> **Extracted material**
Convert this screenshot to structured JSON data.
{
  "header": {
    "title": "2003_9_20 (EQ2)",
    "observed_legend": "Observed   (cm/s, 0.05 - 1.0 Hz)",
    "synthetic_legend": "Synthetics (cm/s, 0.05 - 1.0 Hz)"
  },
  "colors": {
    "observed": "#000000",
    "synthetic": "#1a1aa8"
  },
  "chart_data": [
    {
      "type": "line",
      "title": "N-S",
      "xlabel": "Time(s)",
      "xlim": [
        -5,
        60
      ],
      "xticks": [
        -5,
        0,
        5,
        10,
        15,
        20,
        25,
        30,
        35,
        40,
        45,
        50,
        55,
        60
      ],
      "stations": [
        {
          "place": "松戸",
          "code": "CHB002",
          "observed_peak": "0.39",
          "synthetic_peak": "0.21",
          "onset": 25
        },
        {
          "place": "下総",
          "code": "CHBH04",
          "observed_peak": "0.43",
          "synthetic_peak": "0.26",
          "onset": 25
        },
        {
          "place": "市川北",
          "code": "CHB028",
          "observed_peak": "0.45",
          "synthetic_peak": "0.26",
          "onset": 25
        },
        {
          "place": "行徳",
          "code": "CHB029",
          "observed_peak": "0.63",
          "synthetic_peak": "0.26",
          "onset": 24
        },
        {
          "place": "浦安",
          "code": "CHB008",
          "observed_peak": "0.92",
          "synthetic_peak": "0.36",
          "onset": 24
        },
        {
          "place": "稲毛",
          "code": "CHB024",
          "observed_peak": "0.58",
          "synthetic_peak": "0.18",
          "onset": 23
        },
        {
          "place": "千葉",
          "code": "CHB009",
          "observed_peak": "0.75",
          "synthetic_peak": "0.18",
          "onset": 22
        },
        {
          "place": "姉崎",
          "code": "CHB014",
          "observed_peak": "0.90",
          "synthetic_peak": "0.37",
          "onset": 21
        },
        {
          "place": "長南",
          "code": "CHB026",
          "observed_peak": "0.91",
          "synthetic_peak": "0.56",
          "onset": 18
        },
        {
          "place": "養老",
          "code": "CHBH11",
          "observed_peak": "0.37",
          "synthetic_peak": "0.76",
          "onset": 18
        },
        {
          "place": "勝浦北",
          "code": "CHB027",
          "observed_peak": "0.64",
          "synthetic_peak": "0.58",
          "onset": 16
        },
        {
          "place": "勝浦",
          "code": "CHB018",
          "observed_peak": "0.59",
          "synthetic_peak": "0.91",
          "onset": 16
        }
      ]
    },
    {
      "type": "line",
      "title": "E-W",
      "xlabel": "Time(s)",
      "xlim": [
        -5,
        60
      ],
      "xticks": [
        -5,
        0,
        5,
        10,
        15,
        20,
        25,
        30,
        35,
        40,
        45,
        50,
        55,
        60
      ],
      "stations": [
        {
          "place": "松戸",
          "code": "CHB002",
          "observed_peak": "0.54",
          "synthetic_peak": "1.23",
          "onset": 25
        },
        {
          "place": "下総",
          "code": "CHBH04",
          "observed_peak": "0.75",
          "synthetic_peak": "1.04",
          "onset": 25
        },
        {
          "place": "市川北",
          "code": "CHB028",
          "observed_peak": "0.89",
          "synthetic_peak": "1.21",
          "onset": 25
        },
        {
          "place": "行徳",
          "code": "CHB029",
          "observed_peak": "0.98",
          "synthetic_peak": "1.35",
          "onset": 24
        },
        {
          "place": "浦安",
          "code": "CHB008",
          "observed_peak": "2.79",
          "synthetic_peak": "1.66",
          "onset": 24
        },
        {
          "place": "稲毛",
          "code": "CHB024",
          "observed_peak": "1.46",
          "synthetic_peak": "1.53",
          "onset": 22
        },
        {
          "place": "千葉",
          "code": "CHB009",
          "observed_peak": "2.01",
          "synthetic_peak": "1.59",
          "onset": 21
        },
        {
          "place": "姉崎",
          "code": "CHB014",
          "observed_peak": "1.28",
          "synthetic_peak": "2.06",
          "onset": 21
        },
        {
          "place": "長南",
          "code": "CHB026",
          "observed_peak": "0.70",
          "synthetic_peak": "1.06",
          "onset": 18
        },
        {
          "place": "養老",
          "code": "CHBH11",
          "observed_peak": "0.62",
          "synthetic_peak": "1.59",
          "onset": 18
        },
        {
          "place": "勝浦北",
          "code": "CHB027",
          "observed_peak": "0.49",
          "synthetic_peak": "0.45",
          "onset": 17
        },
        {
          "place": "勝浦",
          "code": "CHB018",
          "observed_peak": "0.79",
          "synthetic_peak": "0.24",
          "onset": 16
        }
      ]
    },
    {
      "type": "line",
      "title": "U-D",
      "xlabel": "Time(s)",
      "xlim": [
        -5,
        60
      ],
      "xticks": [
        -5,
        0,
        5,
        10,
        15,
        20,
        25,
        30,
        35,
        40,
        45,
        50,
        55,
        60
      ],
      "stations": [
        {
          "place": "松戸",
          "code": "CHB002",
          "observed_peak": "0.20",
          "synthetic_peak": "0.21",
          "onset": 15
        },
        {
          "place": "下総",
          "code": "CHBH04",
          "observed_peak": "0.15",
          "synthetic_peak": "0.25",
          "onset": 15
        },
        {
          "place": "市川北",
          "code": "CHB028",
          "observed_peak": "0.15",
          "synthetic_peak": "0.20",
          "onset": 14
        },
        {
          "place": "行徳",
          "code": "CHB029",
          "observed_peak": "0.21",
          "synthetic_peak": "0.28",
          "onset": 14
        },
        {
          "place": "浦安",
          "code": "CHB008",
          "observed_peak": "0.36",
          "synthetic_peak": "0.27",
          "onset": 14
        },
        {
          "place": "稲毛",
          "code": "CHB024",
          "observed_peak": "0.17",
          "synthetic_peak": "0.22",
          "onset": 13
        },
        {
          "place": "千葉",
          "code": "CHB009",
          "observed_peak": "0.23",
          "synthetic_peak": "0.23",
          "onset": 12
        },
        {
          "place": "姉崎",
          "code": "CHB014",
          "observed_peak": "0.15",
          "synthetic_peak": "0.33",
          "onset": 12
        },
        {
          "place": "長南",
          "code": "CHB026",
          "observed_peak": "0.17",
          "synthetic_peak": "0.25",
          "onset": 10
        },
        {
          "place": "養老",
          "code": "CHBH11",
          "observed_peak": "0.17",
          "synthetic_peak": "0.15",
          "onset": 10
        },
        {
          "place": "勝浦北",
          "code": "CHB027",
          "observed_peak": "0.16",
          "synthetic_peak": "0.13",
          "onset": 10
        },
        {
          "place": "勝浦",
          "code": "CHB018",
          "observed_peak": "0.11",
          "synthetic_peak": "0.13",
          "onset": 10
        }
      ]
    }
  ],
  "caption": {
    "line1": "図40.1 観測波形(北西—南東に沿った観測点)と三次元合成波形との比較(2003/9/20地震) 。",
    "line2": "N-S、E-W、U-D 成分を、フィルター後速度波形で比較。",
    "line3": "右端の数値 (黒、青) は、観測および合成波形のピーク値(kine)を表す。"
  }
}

> **Work instructions**
Extract the listing in its entirety and repeat it exactly.

> **Solution**
Convert this screenshot to structured JSON data.
{
  "header": {
    "title": "2003_9_20 (EQ2)",
    "observed_legend": "Observed   (cm/s, 0.05 - 1.0 Hz)",
    "synthetic_legend": "Synthetics (cm/s, 0.05 - 1.0 Hz)"
  },
  "colors": {
    "observed": "#000000",
    "synthetic": "#1a1aa8"
  },
  "chart_data": [
    {
      "type": "line",
      "title": "N-S",
      "xlabel": "Time(s)",
      "xlim": [
        -5,
        60
      ],
      "xticks": [
        -5,
        0,
        5,
        10,
        15,
        20,
        25,
        30,
        35,
        40,
        45,
        50,
        55,
        60
      ],
      "stations": [
        {
          "place": "松戸",
          "code": "CHB002",
          "observed_peak": "0.39",
          "synthetic_peak": "0.21",
          "onset": 25
        },
        {
          "place": "下総",
          "code": "CHBH04",
          "observed_peak": "0.43",
          "synthetic_peak": "0.26",
          "onset": 25
        },
        {
          "place": "市川北",
          "code": "CHB028",
          "observed_peak": "0.45",
          "synthetic_peak": "0.26",
          "onset": 25
        },
        {
          "place": "行徳",
          "code": "CHB029",
          "observed_peak": "0.63",
          "synthetic_peak": "0.26",
          "onset": 24
        },
        {
          "place": "浦安",
          "code": "CHB008",
          "observed_peak": "0.92",
          "synthetic_peak": "0.36",
          "onset": 24
        },
        {
          "place": "稲毛",
          "code": "CHB024",
          "observed_peak": "0.58",
          "synthetic_peak": "0.18",
          "onset": 23
        },
        {
          "place": "千葉",
          "code": "CHB009",
          "observed_peak": "0.75",
          "synthetic_peak": "0.18",
          "onset": 22
        },
        {
          "place": "姉崎",
          "code": "CHB014",
          "observed_peak": "0.90",
          "synthetic_peak": "0.37",
          "onset": 21
        },
        {
          "place": "長南",
          "code": "CHB026",
          "observed_peak": "0.91",
          "synthetic_peak": "0.56",
          "onset": 18
        },
        {
          "place": "養老",
          "code": "CHBH11",
          "observed_peak": "0.37",
          "synthetic_peak": "0.76",
          "onset": 18
        },
        {
          "place": "勝浦北",
          "code": "CHB027",
          "observed_peak": "0.64",
          "synthetic_peak": "0.58",
          "onset": 16
        },
        {
          "place": "勝浦",
          "code": "CHB018",
          "observed_peak": "0.59",
          "synthetic_peak": "0.91",
          "onset": 16
        }
      ]
    },
    {
      "type": "line",
      "title": "E-W",
      "xlabel": "Time(s)",
      "xlim": [
        -5,
        60
      ],
      "xticks": [
        -5,
        0,
        5,
        10,
        15,
        20,
        25,
        30,
        35,
        40,
        45,
        50,
        55,
        60
      ],
      "stations": [
        {
          "place": "松戸",
          "code": "CHB002",
          "observed_peak": "0.54",
          "synthetic_peak": "1.23",
          "onset": 25
        },
        {
          "place": "下総",
          "code": "CHBH04",
          "observed_peak": "0.75",
          "synthetic_peak": "1.04",
          "onset": 25
        },
        {
          "place": "市川北",
          "code": "CHB028",
          "observed_peak": "0.89",
          "synthetic_peak": "1.21",
          "onset": 25
        },
        {
          "place": "行徳",
          "code": "CHB029",
          "observed_peak": "0.98",
          "synthetic_peak": "1.35",
          "onset": 24
        },
        {
          "place": "浦安",
          "code": "CHB008",
          "observed_peak": "2.79",
          "synthetic_peak": "1.66",
          "onset": 24
        },
        {
          "place": "稲毛",
          "code": "CHB024",
          "observed_peak": "1.46",
          "synthetic_peak": "1.53",
          "onset": 22
        },
        {
          "place": "千葉",
          "code": "CHB009",
          "observed_peak": "2.01",
          "synthetic_peak": "1.59",
          "onset": 21
        },
        {
          "place": "姉崎",
          "code": "CHB014",
          "observed_peak": "1.28",
          "synthetic_peak": "2.06",
          "onset": 21
        },
        {
          "place": "長南",
          "code": "CHB026",
          "observed_peak": "0.70",
          "synthetic_peak": "1.06",
          "onset": 18
        },
        {
          "place": "養老",
          "code": "CHBH11",
          "observed_peak": "0.62",
          "synthetic_peak": "1.59",
          "onset": 18
        },
        {
          "place": "勝浦北",
          "code": "CHB027",
          "observed_peak": "0.49",
          "synthetic_peak": "0.45",
          "onset": 17
        },
        {
          "place": "勝浦",
          "code": "CHB018",
          "observed_peak": "0.79",
          "synthetic_peak": "0.24",
          "onset": 16
        }
      ]
    },
    {
      "type": "line",
      "title": "U-D",
      "xlabel": "Time(s)",
      "xlim": [
        -5,
        60
      ],
      "xticks": [
        -5,
        0,
        5,
        10,
        15,
        20,
        25,
        30,
        35,
        40,
        45,
        50,
        55,
        60
      ],
      "stations": [
        {
          "place": "松戸",
          "code": "CHB002",
          "observed_peak": "0.20",
          "synthetic_peak": "0.21",
          "onset": 15
        },
        {
          "place": "下総",
          "code": "CHBH04",
          "observed_peak": "0.15",
          "synthetic_peak": "0.25",
          "onset": 15
        },
        {
          "place": "市川北",
          "code": "CHB028",
          "observed_peak": "0.15",
          "synthetic_peak": "0.20",
          "onset": 14
        },
        {
          "place": "行徳",
          "code": "CHB029",
          "observed_peak": "0.21",
          "synthetic_peak": "0.28",
          "onset": 14
        },
        {
          "place": "浦安",
          "code": "CHB008",
          "observed_peak": "0.36",
          "synthetic_peak": "0.27",
          "onset": 14
        },
        {
          "place": "稲毛",
          "code": "CHB024",
          "observed_peak": "0.17",
          "synthetic_peak": "0.22",
          "onset": 13
        },
        {
          "place": "千葉",
          "code": "CHB009",
          "observed_peak": "0.23",
          "synthetic_peak": "0.23",
          "onset": 12
        },
        {
          "place": "姉崎",
          "code": "CHB014",
          "observed_peak": "0.15",
          "synthetic_peak": "0.33",
          "onset": 12
        },
        {
          "place": "長南",
          "code": "CHB026",
          "observed_peak": "0.17",
          "synthetic_peak": "0.25",
          "onset": 10
        },
        {
          "place": "養老",
          "code": "CHBH11",
          "observed_peak": "0.17",
          "synthetic_peak": "0.15",
          "onset": 10
        },
        {
          "place": "勝浦北",
          "code": "CHB027",
          "observed_peak": "0.16",
          "synthetic_peak": "0.13",
          "onset": 10
        },
        {
          "place": "勝浦",
          "code": "CHB018",
          "observed_peak": "0.11",
          "synthetic_peak": "0.13",
          "onset": 10
        }
      ]
    }
  ],
  "caption": {
    "line1": "図40.1 観測波形(北西—南東に沿った観測点)と三次元合成波形との比較(2003/9/20地震) 。",
    "line2": "N-S、E-W、U-D 成分を、フィルター後速度波形で比較。",
    "line3": "右端の数値 (黒、青) は、観測および合成波形のピーク値(kine)を表す。"
  }
}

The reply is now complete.